▶ _Exercise goal_:
Present the data once more in exactly its original form.

▶ _Dataset excerpts_:

-- Start --

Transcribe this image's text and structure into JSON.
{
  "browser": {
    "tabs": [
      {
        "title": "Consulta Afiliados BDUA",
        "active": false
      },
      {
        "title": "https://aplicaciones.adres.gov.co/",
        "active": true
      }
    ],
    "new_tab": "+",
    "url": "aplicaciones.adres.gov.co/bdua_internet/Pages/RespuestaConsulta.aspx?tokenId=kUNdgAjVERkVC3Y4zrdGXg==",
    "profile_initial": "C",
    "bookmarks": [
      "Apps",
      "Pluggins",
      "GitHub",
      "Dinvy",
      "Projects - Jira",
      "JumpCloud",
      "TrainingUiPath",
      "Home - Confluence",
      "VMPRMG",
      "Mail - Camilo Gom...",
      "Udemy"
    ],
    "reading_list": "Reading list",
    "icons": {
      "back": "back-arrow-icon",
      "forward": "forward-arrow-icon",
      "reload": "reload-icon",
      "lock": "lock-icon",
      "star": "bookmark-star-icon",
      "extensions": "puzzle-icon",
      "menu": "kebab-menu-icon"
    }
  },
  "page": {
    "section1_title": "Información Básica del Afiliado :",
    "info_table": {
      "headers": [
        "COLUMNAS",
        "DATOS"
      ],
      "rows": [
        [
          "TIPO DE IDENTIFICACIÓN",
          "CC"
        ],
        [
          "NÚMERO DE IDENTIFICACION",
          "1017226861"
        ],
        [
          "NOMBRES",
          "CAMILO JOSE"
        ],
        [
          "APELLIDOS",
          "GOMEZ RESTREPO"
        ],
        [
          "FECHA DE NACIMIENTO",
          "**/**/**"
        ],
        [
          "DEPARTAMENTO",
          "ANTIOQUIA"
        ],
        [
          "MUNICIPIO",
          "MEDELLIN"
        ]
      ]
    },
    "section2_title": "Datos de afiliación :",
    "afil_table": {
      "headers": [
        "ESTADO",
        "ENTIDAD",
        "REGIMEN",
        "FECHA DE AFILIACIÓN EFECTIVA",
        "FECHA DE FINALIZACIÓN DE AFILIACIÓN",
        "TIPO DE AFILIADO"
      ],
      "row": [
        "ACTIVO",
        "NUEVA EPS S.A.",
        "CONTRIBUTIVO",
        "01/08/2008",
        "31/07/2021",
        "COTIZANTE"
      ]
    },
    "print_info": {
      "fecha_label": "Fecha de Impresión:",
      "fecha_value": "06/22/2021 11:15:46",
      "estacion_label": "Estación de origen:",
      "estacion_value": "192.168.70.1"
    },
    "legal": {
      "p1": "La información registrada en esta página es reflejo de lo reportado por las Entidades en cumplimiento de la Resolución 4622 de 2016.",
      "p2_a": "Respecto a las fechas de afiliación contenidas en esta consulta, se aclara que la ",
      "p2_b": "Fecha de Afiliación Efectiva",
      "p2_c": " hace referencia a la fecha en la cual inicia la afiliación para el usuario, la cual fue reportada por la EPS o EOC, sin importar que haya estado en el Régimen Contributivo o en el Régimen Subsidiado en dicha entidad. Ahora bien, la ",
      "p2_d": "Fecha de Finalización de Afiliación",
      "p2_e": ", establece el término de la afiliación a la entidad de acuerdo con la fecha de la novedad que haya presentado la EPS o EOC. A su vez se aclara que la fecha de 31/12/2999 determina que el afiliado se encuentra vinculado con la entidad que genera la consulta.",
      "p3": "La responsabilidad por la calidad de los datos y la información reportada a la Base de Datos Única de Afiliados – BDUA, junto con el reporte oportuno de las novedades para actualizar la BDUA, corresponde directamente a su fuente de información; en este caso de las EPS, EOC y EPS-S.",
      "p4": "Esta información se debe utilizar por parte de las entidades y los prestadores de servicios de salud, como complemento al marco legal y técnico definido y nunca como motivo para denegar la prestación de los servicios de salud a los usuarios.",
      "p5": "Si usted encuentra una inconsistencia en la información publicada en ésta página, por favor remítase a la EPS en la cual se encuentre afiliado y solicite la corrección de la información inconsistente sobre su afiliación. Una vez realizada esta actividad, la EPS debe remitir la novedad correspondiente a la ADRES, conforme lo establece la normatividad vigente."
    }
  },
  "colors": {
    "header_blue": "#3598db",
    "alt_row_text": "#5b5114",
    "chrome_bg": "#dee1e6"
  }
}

-- End --

▶ _Complete response_:
Transcribe this image's text and structure into JSON.
{
  "browser": {
    "tabs": [
      {
        "title": "Consulta Afiliados BDUA",
        "active": false
      },
      {
        "title": "https://aplicaciones.adres.gov.co/",
        "active": true
      }
    ],
    "new_tab": "+",
    "url": "aplicaciones.adres.gov.co/bdua_internet/Pages/RespuestaConsulta.aspx?tokenId=kUNdgAjVERkVC3Y4zrdGXg==",
    "profile_initial": "C",
    "bookmarks": [
      "Apps",
      "Pluggins",
      "GitHub",
      "Dinvy",
      "Projects - Jira",
      "JumpCloud",
      "TrainingUiPath",
      "Home - Confluence",
      "VMPRMG",
      "Mail - Camilo Gom...",
      "Udemy"
    ],
    "reading_list": "Reading list",
    "icons": {
      "back": "back-arrow-icon",
      "forward": "forward-arrow-icon",
      "reload": "reload-icon",
      "lock": "lock-icon",
      "star": "bookmark-star-icon",
      "extensions": "puzzle-icon",
      "menu": "kebab-menu-icon"
    }
  },
  "page": {
    "section1_title": "Información Básica del Afiliado :",
    "info_table": {
      "headers": [
        "COLUMNAS",
        "DATOS"
      ],
      "rows": [
        [
          "TIPO DE IDENTIFICACIÓN",
          "CC"
        ],
        [
          "NÚMERO DE IDENTIFICACION",
          "1017226861"
        ],
        [
          "NOMBRES",
          "CAMILO JOSE"
        ],
        [
          "APELLIDOS",
          "GOMEZ RESTREPO"
        ],
        [
          "FECHA DE NACIMIENTO",
          "**/**/**"
        ],
        [
          "DEPARTAMENTO",
          "ANTIOQUIA"
        ],
        [
          "MUNICIPIO",
          "MEDELLIN"
        ]
      ]
    },
    "section2_title": "Datos de afiliación :",
    "afil_table": {
      "headers": [
        "ESTADO",
        "ENTIDAD",
        "REGIMEN",
        "FECHA DE AFILIACIÓN EFECTIVA",
        "FECHA DE FINALIZACIÓN DE AFILIACIÓN",
        "TIPO DE AFILIADO"
      ],
      "row": [
        "ACTIVO",
        "NUEVA EPS S.A.",
        "CONTRIBUTIVO",
        "01/08/2008",
        "31/07/2021",
        "COTIZANTE"
      ]
    },
    "print_info": {
      "fecha_label": "Fecha de Impresión:",
      "fecha_value": "06/22/2021 11:15:46",
      "estacion_label": "Estación de origen:",
      "estacion_value": "192.168.70.1"
    },
    "legal": {
      "p1": "La información registrada en esta página es reflejo de lo reportado por las Entidades en cumplimiento de la Resolución 4622 de 2016.",
      "p2_a": "Respecto a las fechas de afiliación contenidas en esta consulta, se aclara que la ",
      "p2_b": "Fecha de Afiliación Efectiva",
      "p2_c": " hace referencia a la fecha en la cual inicia la afiliación para el usuario, la cual fue reportada por la EPS o EOC, sin importar que haya estado en el Régimen Contributivo o en el Régimen Subsidiado en dicha entidad. Ahora bien, la ",
      "p2_d": "Fecha de Finalización de Afiliación",
      "p2_e": ", establece el término de la afiliación a la entidad de acuerdo con la fecha de la novedad que haya presentado la EPS o EOC. A su vez se aclara que la fecha de 31/12/2999 determina que el afiliado se encuentra vinculado con la entidad que genera la consulta.",
      "p3": "La responsabilidad por la calidad de los datos y la información reportada a la Base de Datos Única de Afiliados – BDUA, junto con el reporte oportuno de las novedades para actualizar la BDUA, corresponde directamente a su fuente de información; en este caso de las EPS, EOC y EPS-S.",
      "p4": "Esta información se debe utilizar por parte de las entidades y los prestadores de servicios de salud, como complemento al marco legal y técnico definido y nunca como motivo para denegar la prestación de los servicios de salud a los usuarios.",
      "p5": "Si usted encuentra una inconsistencia en la información publicada en ésta página, por favor remítase a la EPS en la cual se encuentre afiliado y solicite la corrección de la información inconsistente sobre su afiliación. Una vez realizada esta actividad, la EPS debe remitir la novedad correspondiente a la ADRES, conforme lo establece la normatividad vigente."
    }
  },
  "colors": {
    "header_blue": "#3598db",
    "alt_row_text": "#5b5114",
    "chrome_bg": "#dee1e6"
  }
}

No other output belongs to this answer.